▶ _Job_
The records below hold pictures; please leave those out and retype the rest exactly.

▶ _The records_
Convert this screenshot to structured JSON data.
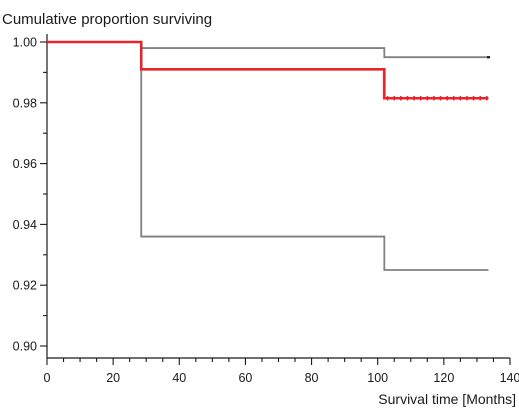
{
  "chart_data": {
    "type": "line",
    "title": "Cumulative proportion surviving",
    "xlabel": "Survival time [Months]",
    "ylabel": "",
    "xlim": [
      0,
      140
    ],
    "ylim": [
      0.9,
      1.0
    ],
    "x_major_ticks": [
      0,
      20,
      40,
      60,
      80,
      100,
      120,
      140
    ],
    "x_minor_step": 5,
    "y_major_ticks": [
      0.9,
      0.92,
      0.94,
      0.96,
      0.98,
      1.0
    ],
    "y_tick_labels": [
      "0.90",
      "0.92",
      "0.94",
      "0.96",
      "0.98",
      "1.00"
    ],
    "y_minor_step": 0.01,
    "grid": false,
    "legend": "none",
    "series": [
      {
        "color": "#808080",
        "role": "upper-confidence-bound",
        "x": [
          0,
          28.5,
          28.5,
          102,
          102,
          133.5
        ],
        "y": [
          1.0,
          1.0,
          0.998,
          0.998,
          0.995,
          0.995
        ]
      },
      {
        "color": "#808080",
        "role": "lower-confidence-bound",
        "x": [
          0,
          28.5,
          28.5,
          102,
          102,
          133.5
        ],
        "y": [
          1.0,
          1.0,
          0.936,
          0.936,
          0.925,
          0.925
        ]
      },
      {
        "color": "#e8232a",
        "role": "survival-estimate",
        "x": [
          0,
          28.5,
          28.5,
          102,
          102,
          133.5
        ],
        "y": [
          1.0,
          1.0,
          0.991,
          0.991,
          0.9815,
          0.9815
        ],
        "censored_x": [
          103,
          105,
          107,
          109,
          111,
          113,
          115,
          117,
          119,
          121,
          123,
          125,
          127,
          129,
          131,
          133
        ]
      }
    ]
  }
}
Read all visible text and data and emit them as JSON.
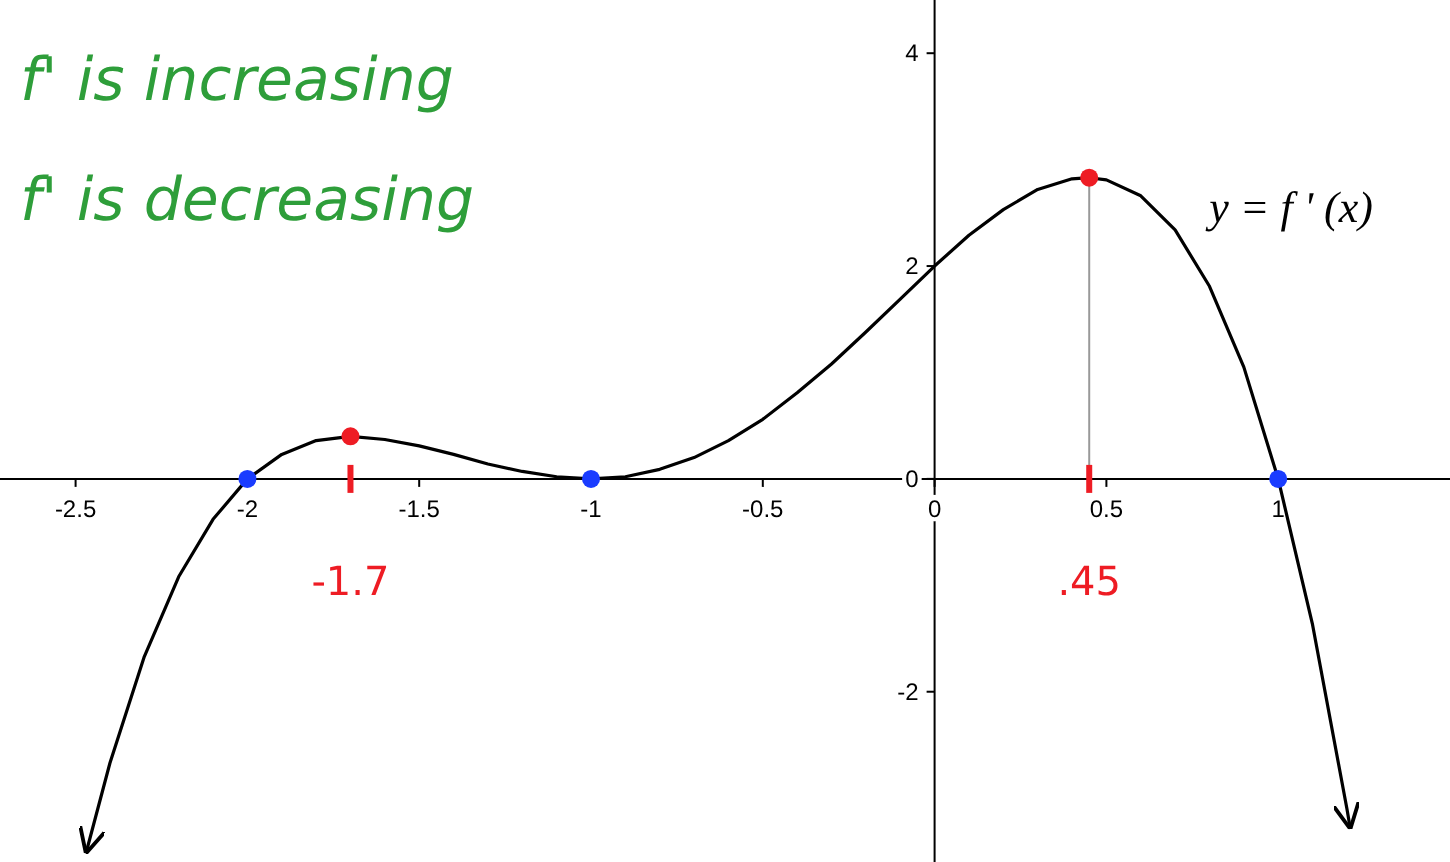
{
  "chart_data": {
    "type": "line",
    "xlim": [
      -2.72,
      1.5
    ],
    "ylim": [
      -3.6,
      4.5
    ],
    "xticks": [
      -2.5,
      -2,
      -1.5,
      -1,
      -0.5,
      0,
      0.5,
      1
    ],
    "yticks": [
      -2,
      0,
      2,
      4
    ],
    "grid": false,
    "series": [
      {
        "name": "y = f ' (x)",
        "color": "#000000",
        "marker": "none",
        "x": [
          -2.47,
          -2.4,
          -2.3,
          -2.2,
          -2.1,
          -2,
          -1.9,
          -1.8,
          -1.7,
          -1.6,
          -1.5,
          -1.4,
          -1.3,
          -1.2,
          -1.1,
          -1,
          -0.9,
          -0.8,
          -0.7,
          -0.6,
          -0.5,
          -0.4,
          -0.3,
          -0.2,
          -0.1,
          0,
          0.1,
          0.2,
          0.3,
          0.4,
          0.45,
          0.5,
          0.6,
          0.7,
          0.8,
          0.9,
          1,
          1.1,
          1.2,
          1.21
        ],
        "values": [
          -3.52,
          -2.67,
          -1.67,
          -0.92,
          -0.38,
          0,
          0.23,
          0.36,
          0.4,
          0.37,
          0.31,
          0.23,
          0.14,
          0.07,
          0.02,
          0,
          0.02,
          0.09,
          0.2,
          0.36,
          0.56,
          0.81,
          1.08,
          1.38,
          1.69,
          2,
          2.29,
          2.53,
          2.72,
          2.82,
          2.83,
          2.81,
          2.66,
          2.34,
          1.81,
          1.05,
          0,
          -1.37,
          -3.1,
          -3.29
        ]
      },
      {
        "type": "line",
        "color": "#999999",
        "marker": "none",
        "x": [
          0.45,
          0.45
        ],
        "values": [
          0,
          2.83
        ]
      },
      {
        "type": "scatter",
        "color": "#1a3cff",
        "marker": "circle",
        "x": [
          -2,
          -1,
          1
        ],
        "values": [
          0,
          0,
          0
        ]
      },
      {
        "type": "scatter",
        "color": "#ee1c24",
        "marker": "circle",
        "x": [
          -1.7,
          0.45
        ],
        "values": [
          0.4,
          2.83
        ]
      }
    ],
    "annotations": [
      "f' is increasing",
      "f' is decreasing",
      "-1.7",
      ".45"
    ]
  }
}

▶ _Answer to the task_
Convert this screenshot to structured JSON data.
{
  "chart_data": {
    "type": "line",
    "title": "Cumulative proportion surviving",
    "xlabel": "Survival time [Months]",
    "ylabel": "",
    "xlim": [
      0,
      140
    ],
    "ylim": [
      0.9,
      1.0
    ],
    "x_major_ticks": [
      0,
      20,
      40,
      60,
      80,
      100,
      120,
      140
    ],
    "x_minor_step": 5,
    "y_major_ticks": [
      0.9,
      0.92,
      0.94,
      0.96,
      0.98,
      1.0
    ],
    "y_tick_labels": [
      "0.90",
      "0.92",
      "0.94",
      "0.96",
      "0.98",
      "1.00"
    ],
    "y_minor_step": 0.01,
    "grid": false,
    "legend": "none",
    "series": [
      {
        "color": "#808080",
        "role": "upper-confidence-bound",
        "x": [
          0,
          28.5,
          28.5,
          102,
          102,
          133.5
        ],
        "y": [
          1.0,
          1.0,
          0.998,
          0.998,
          0.995,
          0.995
        ]
      },
      {
        "color": "#808080",
        "role": "lower-confidence-bound",
        "x": [
          0,
          28.5,
          28.5,
          102,
          102,
          133.5
        ],
        "y": [
          1.0,
          1.0,
          0.936,
          0.936,
          0.925,
          0.925
        ]
      },
      {
        "color": "#e8232a",
        "role": "survival-estimate",
        "x": [
          0,
          28.5,
          28.5,
          102,
          102,
          133.5
        ],
        "y": [
          1.0,
          1.0,
          0.991,
          0.991,
          0.9815,
          0.9815
        ],
        "censored_x": [
          103,
          105,
          107,
          109,
          111,
          113,
          115,
          117,
          119,
          121,
          123,
          125,
          127,
          129,
          131,
          133
        ]
      }
    ]
  }
}
Read all visible text and data and emit them as JSON.
{
  "chart_data": {
    "type": "line",
    "xlim": [
      -2.72,
      1.5
    ],
    "ylim": [
      -3.6,
      4.5
    ],
    "xticks": [
      -2.5,
      -2,
      -1.5,
      -1,
      -0.5,
      0,
      0.5,
      1
    ],
    "yticks": [
      -2,
      0,
      2,
      4
    ],
    "grid": false,
    "series": [
      {
        "name": "y = f ' (x)",
        "color": "#000000",
        "marker": "none",
        "x": [
          -2.47,
          -2.4,
          -2.3,
          -2.2,
          -2.1,
          -2,
          -1.9,
          -1.8,
          -1.7,
          -1.6,
          -1.5,
          -1.4,
          -1.3,
          -1.2,
          -1.1,
          -1,
          -0.9,
          -0.8,
          -0.7,
          -0.6,
          -0.5,
          -0.4,
          -0.3,
          -0.2,
          -0.1,
          0,
          0.1,
          0.2,
          0.3,
          0.4,
          0.45,
          0.5,
          0.6,
          0.7,
          0.8,
          0.9,
          1,
          1.1,
          1.2,
          1.21
        ],
        "values": [
          -3.52,
          -2.67,
          -1.67,
          -0.92,
          -0.38,
          0,
          0.23,
          0.36,
          0.4,
          0.37,
          0.31,
          0.23,
          0.14,
          0.07,
          0.02,
          0,
          0.02,
          0.09,
          0.2,
          0.36,
          0.56,
          0.81,
          1.08,
          1.38,
          1.69,
          2,
          2.29,
          2.53,
          2.72,
          2.82,
          2.83,
          2.81,
          2.66,
          2.34,
          1.81,
          1.05,
          0,
          -1.37,
          -3.1,
          -3.29
        ]
      },
      {
        "type": "line",
        "color": "#999999",
        "marker": "none",
        "x": [
          0.45,
          0.45
        ],
        "values": [
          0,
          2.83
        ]
      },
      {
        "type": "scatter",
        "color": "#1a3cff",
        "marker": "circle",
        "x": [
          -2,
          -1,
          1
        ],
        "values": [
          0,
          0,
          0
        ]
      },
      {
        "type": "scatter",
        "color": "#ee1c24",
        "marker": "circle",
        "x": [
          -1.7,
          0.45
        ],
        "values": [
          0.4,
          2.83
        ]
      }
    ],
    "annotations": [
      "f' is increasing",
      "f' is decreasing",
      "-1.7",
      ".45"
    ]
  }
}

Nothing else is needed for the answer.